▼▼▼

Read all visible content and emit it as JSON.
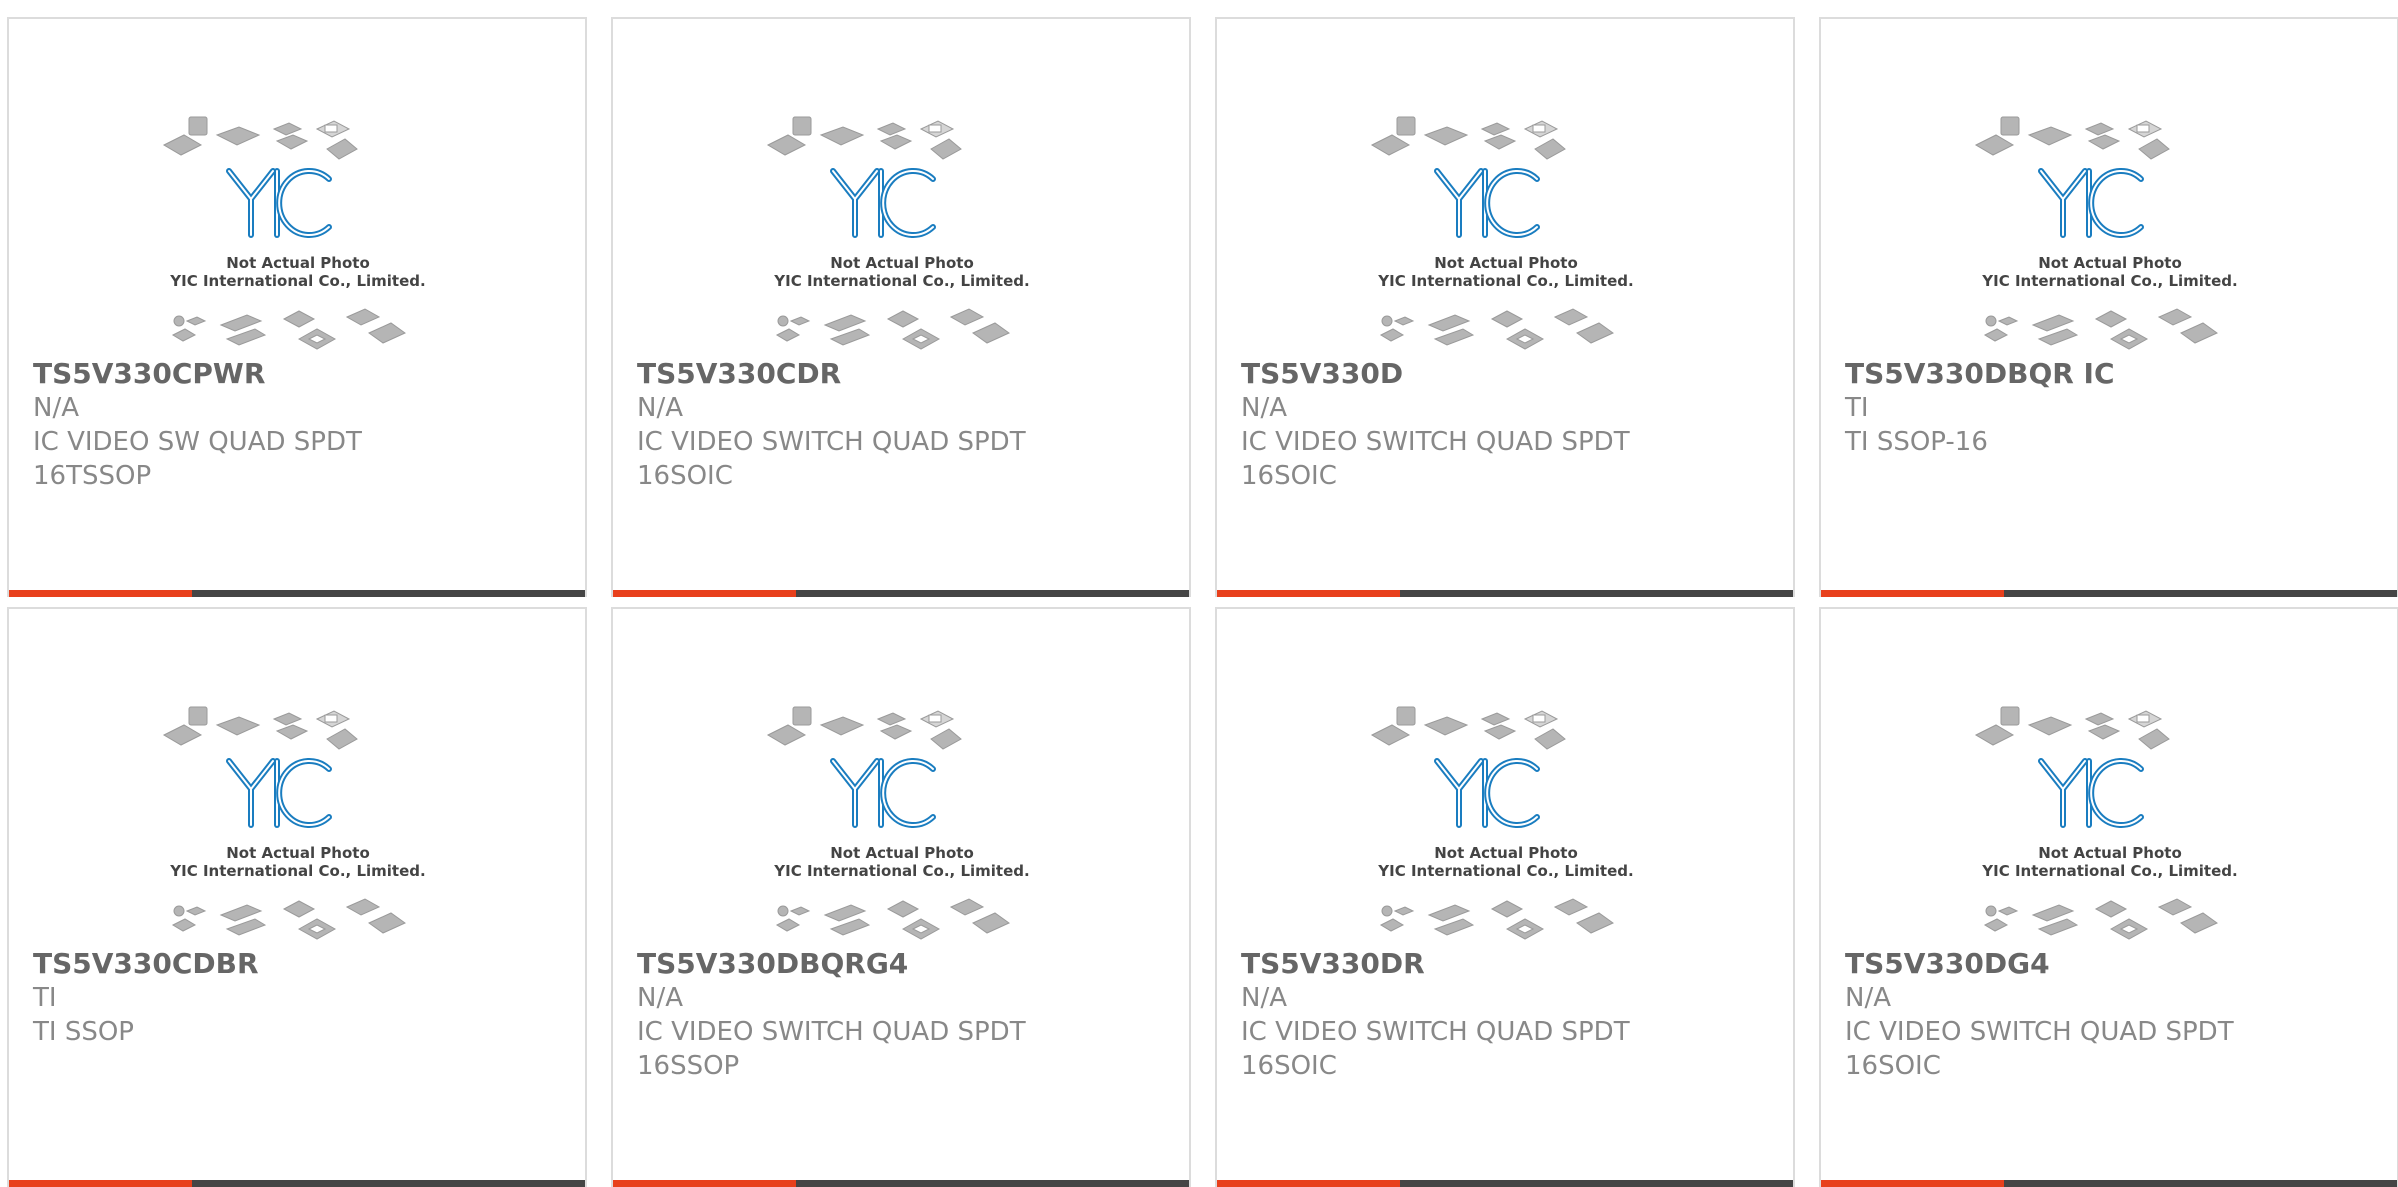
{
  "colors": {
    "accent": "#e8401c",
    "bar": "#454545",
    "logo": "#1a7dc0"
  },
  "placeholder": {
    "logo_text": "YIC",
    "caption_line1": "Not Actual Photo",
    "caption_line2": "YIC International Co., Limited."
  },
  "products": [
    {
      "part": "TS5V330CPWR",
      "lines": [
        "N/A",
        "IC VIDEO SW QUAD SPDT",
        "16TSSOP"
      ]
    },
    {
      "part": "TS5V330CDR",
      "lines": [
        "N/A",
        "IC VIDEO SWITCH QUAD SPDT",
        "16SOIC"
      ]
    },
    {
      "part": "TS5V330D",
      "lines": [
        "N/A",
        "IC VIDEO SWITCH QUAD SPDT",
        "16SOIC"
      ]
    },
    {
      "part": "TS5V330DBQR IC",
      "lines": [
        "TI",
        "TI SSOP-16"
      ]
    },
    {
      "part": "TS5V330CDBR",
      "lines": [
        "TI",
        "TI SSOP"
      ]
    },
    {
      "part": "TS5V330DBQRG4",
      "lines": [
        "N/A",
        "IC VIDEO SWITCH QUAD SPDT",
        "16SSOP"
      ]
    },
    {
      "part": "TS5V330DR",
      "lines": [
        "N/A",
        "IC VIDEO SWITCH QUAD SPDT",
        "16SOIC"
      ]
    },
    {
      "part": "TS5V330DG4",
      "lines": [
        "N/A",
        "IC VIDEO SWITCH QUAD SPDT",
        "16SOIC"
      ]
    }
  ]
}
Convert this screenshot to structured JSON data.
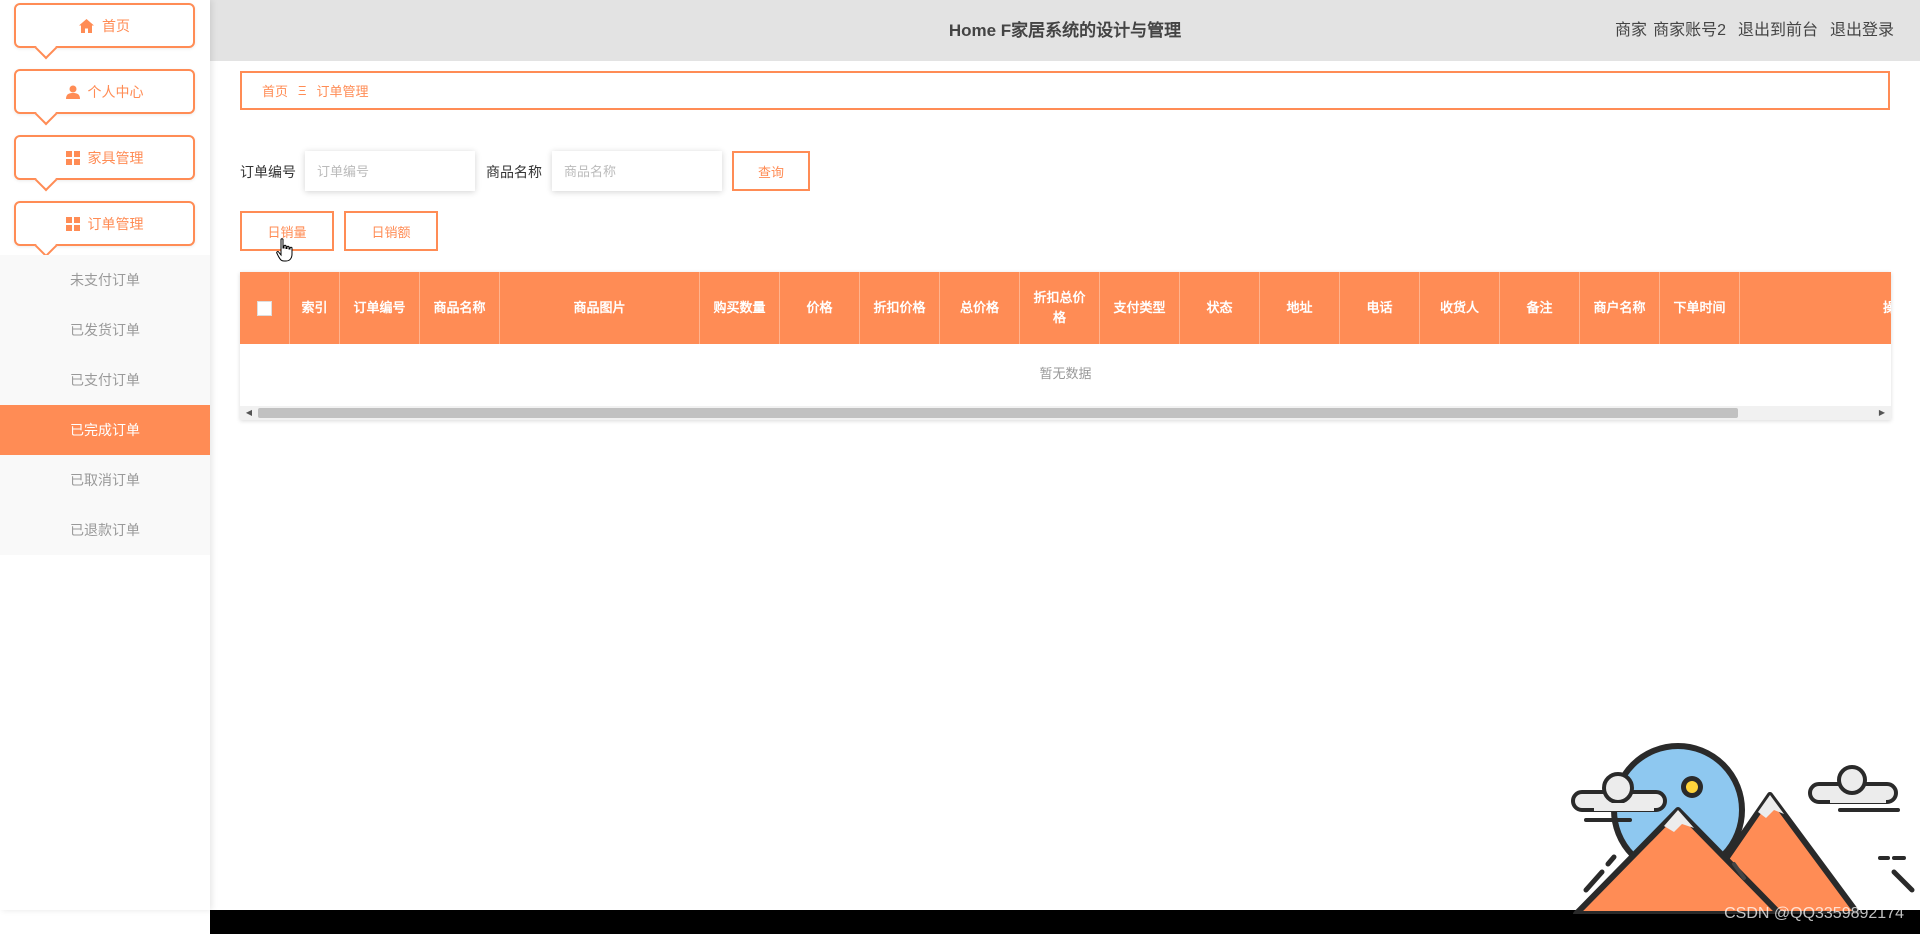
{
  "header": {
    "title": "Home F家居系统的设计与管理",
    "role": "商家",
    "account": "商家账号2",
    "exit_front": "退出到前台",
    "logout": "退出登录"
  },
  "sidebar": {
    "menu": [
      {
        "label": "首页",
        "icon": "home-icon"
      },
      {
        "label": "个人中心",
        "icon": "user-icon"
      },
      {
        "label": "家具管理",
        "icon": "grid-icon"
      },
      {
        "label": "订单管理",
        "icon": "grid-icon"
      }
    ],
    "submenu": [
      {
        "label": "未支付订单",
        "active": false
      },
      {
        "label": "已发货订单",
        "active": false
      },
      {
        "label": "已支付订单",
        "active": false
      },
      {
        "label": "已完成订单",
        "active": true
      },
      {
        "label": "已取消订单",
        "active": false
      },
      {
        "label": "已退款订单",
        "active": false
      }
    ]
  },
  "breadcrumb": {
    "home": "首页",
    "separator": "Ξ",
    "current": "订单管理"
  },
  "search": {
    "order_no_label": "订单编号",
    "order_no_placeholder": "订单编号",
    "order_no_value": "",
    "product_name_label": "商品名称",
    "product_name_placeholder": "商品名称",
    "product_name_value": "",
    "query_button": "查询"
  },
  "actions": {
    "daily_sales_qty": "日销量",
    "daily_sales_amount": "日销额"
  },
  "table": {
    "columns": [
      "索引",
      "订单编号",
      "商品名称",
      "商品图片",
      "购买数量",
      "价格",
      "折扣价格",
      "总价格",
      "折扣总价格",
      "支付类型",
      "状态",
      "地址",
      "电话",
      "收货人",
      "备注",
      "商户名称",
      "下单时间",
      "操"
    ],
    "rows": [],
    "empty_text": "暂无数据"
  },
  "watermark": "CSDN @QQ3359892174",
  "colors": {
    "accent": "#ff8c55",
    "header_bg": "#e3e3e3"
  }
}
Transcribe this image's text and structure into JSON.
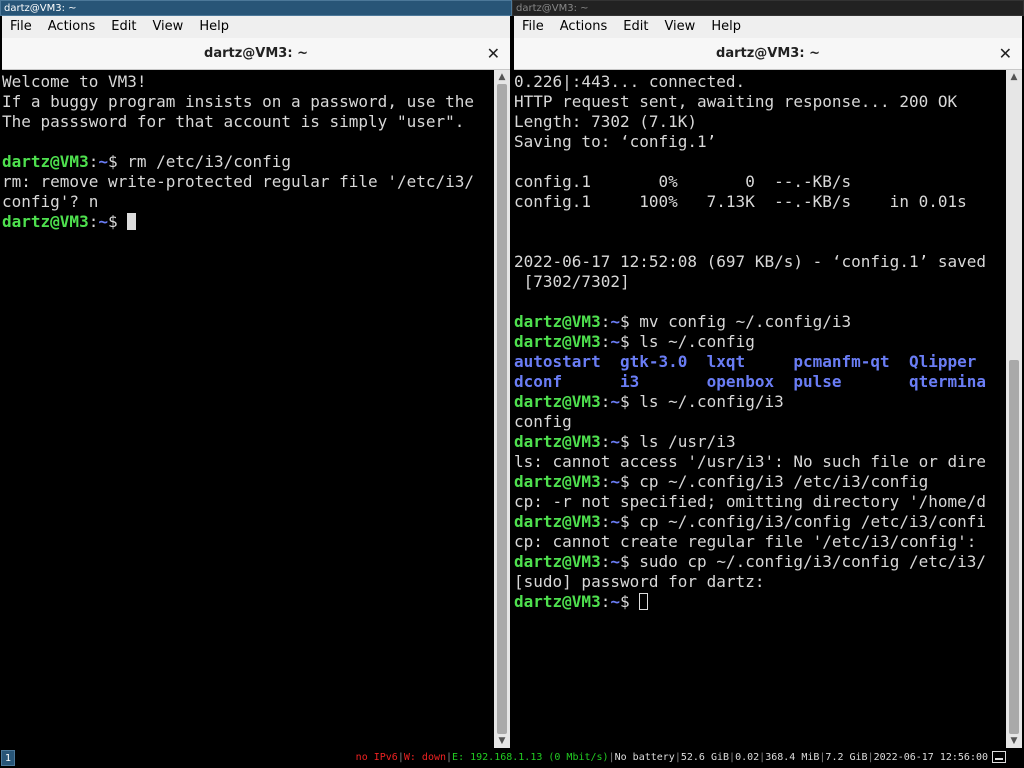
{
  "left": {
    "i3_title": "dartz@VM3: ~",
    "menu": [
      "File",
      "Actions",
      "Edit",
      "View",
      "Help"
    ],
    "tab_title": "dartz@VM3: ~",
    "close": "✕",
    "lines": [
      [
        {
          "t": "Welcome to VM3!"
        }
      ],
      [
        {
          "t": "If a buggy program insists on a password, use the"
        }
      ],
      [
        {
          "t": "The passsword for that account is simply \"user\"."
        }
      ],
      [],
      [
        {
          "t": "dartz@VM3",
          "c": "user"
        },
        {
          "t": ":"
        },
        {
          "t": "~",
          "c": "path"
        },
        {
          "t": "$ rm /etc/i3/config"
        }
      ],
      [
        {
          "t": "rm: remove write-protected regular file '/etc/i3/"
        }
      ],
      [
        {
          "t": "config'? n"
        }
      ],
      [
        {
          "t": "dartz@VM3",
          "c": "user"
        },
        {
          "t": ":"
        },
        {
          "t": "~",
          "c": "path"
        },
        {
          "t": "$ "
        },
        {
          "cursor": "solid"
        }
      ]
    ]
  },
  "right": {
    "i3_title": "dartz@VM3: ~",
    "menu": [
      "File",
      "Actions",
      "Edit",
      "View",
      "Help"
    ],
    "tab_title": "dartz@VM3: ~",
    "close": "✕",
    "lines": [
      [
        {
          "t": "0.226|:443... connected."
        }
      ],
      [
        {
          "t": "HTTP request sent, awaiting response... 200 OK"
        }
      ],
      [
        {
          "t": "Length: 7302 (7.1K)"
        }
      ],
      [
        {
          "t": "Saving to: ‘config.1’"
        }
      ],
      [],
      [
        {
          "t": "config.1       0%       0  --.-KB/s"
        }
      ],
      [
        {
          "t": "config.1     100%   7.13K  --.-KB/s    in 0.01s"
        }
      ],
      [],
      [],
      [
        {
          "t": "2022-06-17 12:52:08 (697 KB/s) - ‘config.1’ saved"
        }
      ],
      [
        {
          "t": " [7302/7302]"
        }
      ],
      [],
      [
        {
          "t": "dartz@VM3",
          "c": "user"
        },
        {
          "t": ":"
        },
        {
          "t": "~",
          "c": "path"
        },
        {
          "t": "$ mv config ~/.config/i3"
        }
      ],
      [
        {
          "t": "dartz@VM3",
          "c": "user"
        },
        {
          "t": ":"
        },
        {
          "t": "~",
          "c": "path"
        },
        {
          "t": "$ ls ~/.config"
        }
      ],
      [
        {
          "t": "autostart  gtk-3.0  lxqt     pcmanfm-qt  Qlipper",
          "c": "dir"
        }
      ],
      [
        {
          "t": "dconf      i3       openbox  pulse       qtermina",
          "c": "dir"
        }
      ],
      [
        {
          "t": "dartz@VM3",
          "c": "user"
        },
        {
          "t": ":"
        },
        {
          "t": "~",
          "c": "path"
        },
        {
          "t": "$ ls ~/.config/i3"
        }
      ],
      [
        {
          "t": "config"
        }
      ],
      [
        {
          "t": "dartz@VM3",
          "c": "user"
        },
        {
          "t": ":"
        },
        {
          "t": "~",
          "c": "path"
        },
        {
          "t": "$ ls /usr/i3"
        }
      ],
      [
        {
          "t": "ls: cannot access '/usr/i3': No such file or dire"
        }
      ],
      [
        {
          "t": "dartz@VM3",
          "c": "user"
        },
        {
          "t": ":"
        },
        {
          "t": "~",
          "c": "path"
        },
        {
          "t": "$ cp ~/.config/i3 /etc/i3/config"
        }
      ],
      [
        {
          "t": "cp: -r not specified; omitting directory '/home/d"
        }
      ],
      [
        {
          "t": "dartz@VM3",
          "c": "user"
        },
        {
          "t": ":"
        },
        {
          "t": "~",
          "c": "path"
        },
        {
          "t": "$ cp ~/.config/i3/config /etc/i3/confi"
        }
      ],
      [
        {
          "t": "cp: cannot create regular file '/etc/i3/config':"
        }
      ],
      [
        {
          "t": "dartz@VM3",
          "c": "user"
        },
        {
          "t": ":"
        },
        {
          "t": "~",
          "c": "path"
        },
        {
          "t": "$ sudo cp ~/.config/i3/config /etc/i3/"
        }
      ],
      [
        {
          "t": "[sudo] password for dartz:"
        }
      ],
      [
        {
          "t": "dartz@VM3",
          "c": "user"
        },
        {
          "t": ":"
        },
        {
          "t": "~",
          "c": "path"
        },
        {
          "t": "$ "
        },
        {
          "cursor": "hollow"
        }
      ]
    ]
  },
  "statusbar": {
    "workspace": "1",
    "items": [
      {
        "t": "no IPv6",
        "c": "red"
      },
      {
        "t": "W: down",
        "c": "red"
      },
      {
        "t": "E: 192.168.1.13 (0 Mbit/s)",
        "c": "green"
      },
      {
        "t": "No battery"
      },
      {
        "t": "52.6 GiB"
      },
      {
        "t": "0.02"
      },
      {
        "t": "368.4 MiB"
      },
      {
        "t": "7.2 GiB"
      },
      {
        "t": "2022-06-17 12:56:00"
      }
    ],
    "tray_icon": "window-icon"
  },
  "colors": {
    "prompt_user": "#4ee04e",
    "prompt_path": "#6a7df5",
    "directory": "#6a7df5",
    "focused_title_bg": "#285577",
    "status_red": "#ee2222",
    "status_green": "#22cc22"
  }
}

▲▲▲

§ INSTRUCTION
Scan the listing above and identify each line holding the string "订单编号"; copy every such line.

§ FINAL ANSWER
    "order_no_label": "订单编号",
    "order_no_placeholder": "订单编号",
      "订单编号",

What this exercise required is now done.